--- Data rows ---
::::

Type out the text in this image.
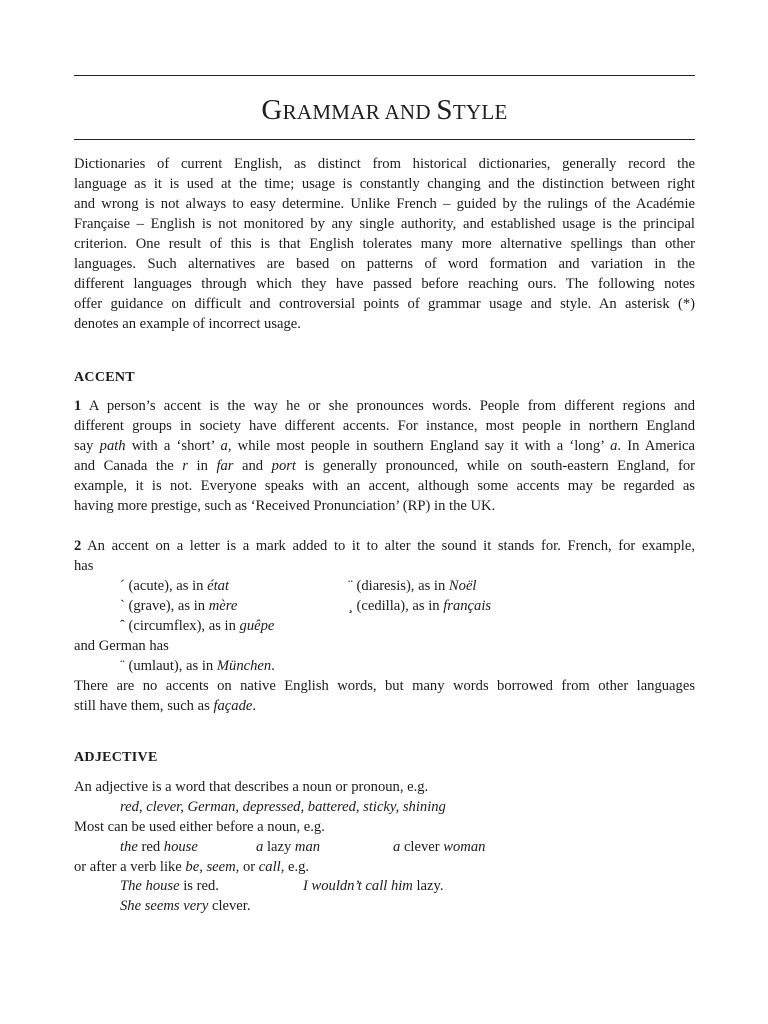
GRAMMAR AND STYLE
Dictionaries of current English, as distinct from historical dictionaries, generally record the
language as it is used at the time; usage is constantly changing and the distinction between right
and wrong is not always to easy determine. Unlike French – guided by the rulings of the Académie
Française – English is not monitored by any single authority, and established usage is the principal
criterion. One result of this is that English tolerates many more alternative spellings than other
languages. Such alternatives are based on patterns of word formation and variation in the
different languages through which they have passed before reaching ours. The following notes
offer guidance on difficult and controversial points of grammar usage and style. An asterisk (*)
denotes an example of incorrect usage.
ACCENT
1 A person’s accent is the way he or she pronounces words. People from different regions and
different groups in society have different accents. For instance, most people in northern England
say path with a ‘short’ a, while most people in southern England say it with a ‘long’ a. In America
and Canada the r in far and port is generally pronounced, while on south-eastern England, for
example, it is not. Everyone speaks with an accent, although some accents may be regarded as
having more prestige, such as ‘Received Pronunciation’ (RP) in the UK.
2 An accent on a letter is a mark added to it to alter the sound it stands for. French, for example,
has
´ (acute), as in état	¨ (diaresis), as in Noël
` (grave), as in mère	¸ (cedilla), as in français
ˆ (circumflex), as in guêpe
and German has
¨ (umlaut), as in München.
There are no accents on native English words, but many words borrowed from other languages
still have them, such as façade.
ADJECTIVE
An adjective is a word that describes a noun or pronoun, e.g.
red, clever, German, depressed, battered, sticky, shining
Most can be used either before a noun, e.g.
the red house	a lazy man	a clever woman
or after a verb like be, seem, or call, e.g.
The house is red.	I wouldn’t call him lazy.
She seems very clever.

::::

Leave out the pictures and copy every record above exactly.

--- Finished exercise ---
Type out the text in this image.
GRAMMAR AND STYLE
Dictionaries of current English, as distinct from historical dictionaries, generally record the
language as it is used at the time; usage is constantly changing and the distinction between right
and wrong is not always to easy determine. Unlike French – guided by the rulings of the Académie
Française – English is not monitored by any single authority, and established usage is the principal
criterion. One result of this is that English tolerates many more alternative spellings than other
languages. Such alternatives are based on patterns of word formation and variation in the
different languages through which they have passed before reaching ours. The following notes
offer guidance on difficult and controversial points of grammar usage and style. An asterisk (*)
denotes an example of incorrect usage.
ACCENT
1 A person’s accent is the way he or she pronounces words. People from different regions and
different groups in society have different accents. For instance, most people in northern England
say path with a ‘short’ a, while most people in southern England say it with a ‘long’ a. In America
and Canada the r in far and port is generally pronounced, while on south-eastern England, for
example, it is not. Everyone speaks with an accent, although some accents may be regarded as
having more prestige, such as ‘Received Pronunciation’ (RP) in the UK.
2 An accent on a letter is a mark added to it to alter the sound it stands for. French, for example,
has
´ (acute), as in état	¨ (diaresis), as in Noël
` (grave), as in mère	¸ (cedilla), as in français
ˆ (circumflex), as in guêpe
and German has
¨ (umlaut), as in München.
There are no accents on native English words, but many words borrowed from other languages
still have them, such as façade.
ADJECTIVE
An adjective is a word that describes a noun or pronoun, e.g.
red, clever, German, depressed, battered, sticky, shining
Most can be used either before a noun, e.g.
the red house	a lazy man	a clever woman
or after a verb like be, seem, or call, e.g.
The house is red.	I wouldn’t call him lazy.
She seems very clever.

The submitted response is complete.